Start of SELECTED PASSAGE

[Omp] Newbie in deep end >> Matrix multiplier > NeedtoaddOpenMPdirectives

Haab, Grant grant.haab at intel.com
Fri Apr 8 07:10:17 PDT 2005


Colm,

You also need to make "temp" private on closer examination of the code,
but that should mainly affect correctness but not performance so much.
However, I would make sure the program gets correct answers to help
verify your parallelization is correct before even worrying about
performance. At the intel web site (www.intel.com), there is a software
product called "Intel (R) Thread Checker" that automatically finds races
and other coding errors with OpenMP programs.

If it does, then there may be an overhead problem with loops that are
too
short, or do not parallelize well because of memory system bandwidth.
For instance, if beta is not 1 in the loop below, it is unlikely you
will get
much scaling from matrix initialization or simple matrix scaling because
of memory bandwidth limitations.  I would suggest only parallelizing the
third loop nest (three deep) in the example below instead by moving the
if-then-else out of the j-loop.  But this is just a guess, since I don't
have the full code.  Additionally, you could try a bigger matrix or
adjust the loop scheduling type (see "schedule" clause in OpenMP
specifications) to see if that helps performance.

- Grant

-----Original Message-----
From: Omp-bounces at openmp.org [mailto:Omp-bounces at openmp.org] On Behalf
Of Bono Mitch
Sent: Thursday, April 07, 2005 6:30 PM
To: Yuan.Lin at Sun.COM
Cc: Omp at openmp.org
Subject: Re: [Omp] Newbie in deep end >> Matrix multiplier >
NeedtoaddOpenMPdirectives

Not on sun sorry - working on my own pc in linux env using intel
compiler.

End of SELECTED PASSAGE
Start of COLLECTED MATERIAL

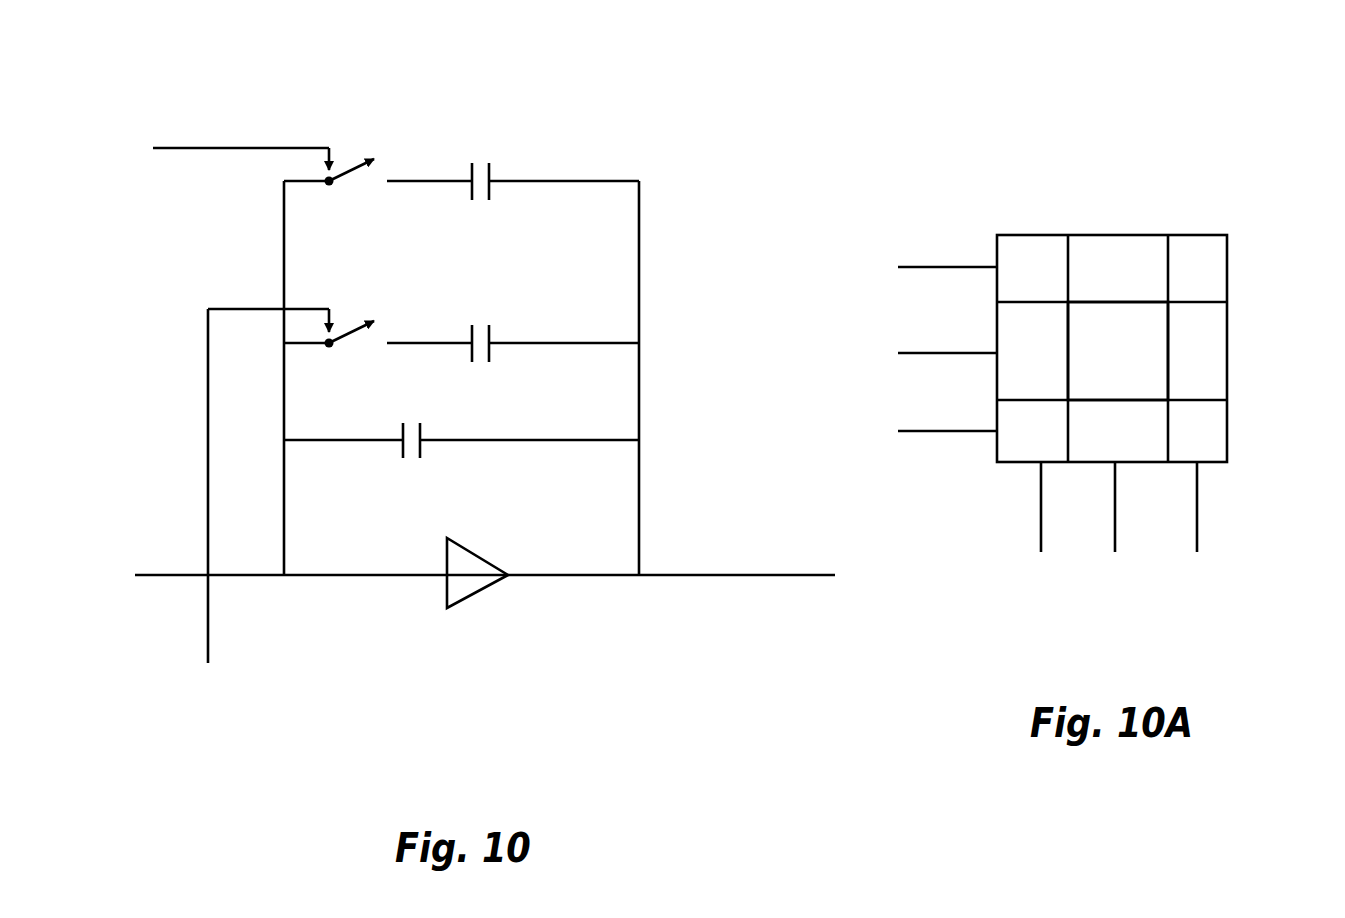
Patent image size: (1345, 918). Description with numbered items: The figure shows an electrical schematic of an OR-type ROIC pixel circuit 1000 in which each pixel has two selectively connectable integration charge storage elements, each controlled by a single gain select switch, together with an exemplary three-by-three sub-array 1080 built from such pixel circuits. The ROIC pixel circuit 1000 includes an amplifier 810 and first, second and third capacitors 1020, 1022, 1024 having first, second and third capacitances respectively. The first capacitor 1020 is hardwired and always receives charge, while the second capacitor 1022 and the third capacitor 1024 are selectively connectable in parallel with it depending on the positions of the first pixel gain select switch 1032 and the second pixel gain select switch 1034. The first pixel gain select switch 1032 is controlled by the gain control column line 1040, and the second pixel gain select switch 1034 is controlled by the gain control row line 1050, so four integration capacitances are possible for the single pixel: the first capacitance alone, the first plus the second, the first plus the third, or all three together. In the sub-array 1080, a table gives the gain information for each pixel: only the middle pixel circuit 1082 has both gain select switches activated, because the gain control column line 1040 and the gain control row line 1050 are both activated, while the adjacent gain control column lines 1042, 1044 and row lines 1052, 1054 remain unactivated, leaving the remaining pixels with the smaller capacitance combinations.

End of COLLECTED MATERIAL

● **SHORT EXERCISE**:
Continue the OpenMP thread about parallelizing the matrix multiplier, starting right after its last sentence. The material has no connection to the OpenMP thread.

● **THE OUTPUT**:
I took your advice Grant and I understand why that is but it's still
slower.

Can you tell me from the code I gave you, if that is enough OpenMP - i
mean 
is there much more I could do to it?

thanks,

Colly.


>
>Mitch,
>
>Grant is right. By default, 'i' and 'l' are shared among the threads
and
>you will run into a data race condition.
>
>If you are compiling on Sun Solaris platform, you can use -xvpara
option
>to watch for such errors.
>
>For example,
>
> >cat -n t.c
>      1	int main()
>      2	{
>      3	    int i,j;
>      4	    int a[100][100];
>      5
>      6	#pragma omp parallel for
>      7	    for (i=1; i<100; i++)
>      8	        for (j=1; j<100; j++)
>      9	            a[i][j] = 0;
>     10	}
> >cc -xopenmp -xO3 -xvpara -c t2.c
>"t.c", line 6: Warning: inappropriate scoping
>	variable 'j' may be scoped inappropriately as 'shared'
>	. read at line 8 and write at line 8 may cause data race
>
>
>Regards,
>
>Yuan
>
>
>
>
>
>Haab, Grant wrote:
> > Mitch,
> >
> > You must declare i and l private for this to work:
> >
> >
> > #pragma omp parallel for private(i,l)
> > for (j = 0; j < *n_cols; ++j) //col
> > {
> > ...
> >
> >
> > That should fix the problem of slower execution.  As written 
below,
> > all the threads are using the same iteration variables for the

inner
> > loops, causing incorrect results and bad performance.  The j
index 
is
> > made private
> > for you since it is the parallel loop index.  The rest you
must 
make
> > private explicitly, OR declare inside the j-loop:
> >
> >
> > #pragma omp parallel for
> > for (j = 0; j < *n_cols; ++j) //col
> > {
> >     int i, l; 	// this makes i & l private
> >
> > ...
> >
> >
> >
> > - Grant
> >
> > -----Original Message-----
> > From: Omp-bounces at openmp.org [mailto:Omp-bounces at openmp.org]
On 
Behalf
> > Of Bono Mitch
> > Sent: Thursday, April 07, 2005 4:52 PM
> > To: Meadows, Lawrence F; Omp at openmp.org
> > Subject: RE: [Omp] Newbie in deep end >> Matrix
multiplier 
> Need to
> > addOpenMPdirectives
> >
> > Ok...
> > Here's what I've done, but I don't think it's right, simply 
because it's
> >
> > slower when set to 2 threads than it is with one.
> > My project is based on the standard O(n^3) algorithm so I'm
not 
allowed
> > to
> > use the auto blocking or any of the other multiplication
methods.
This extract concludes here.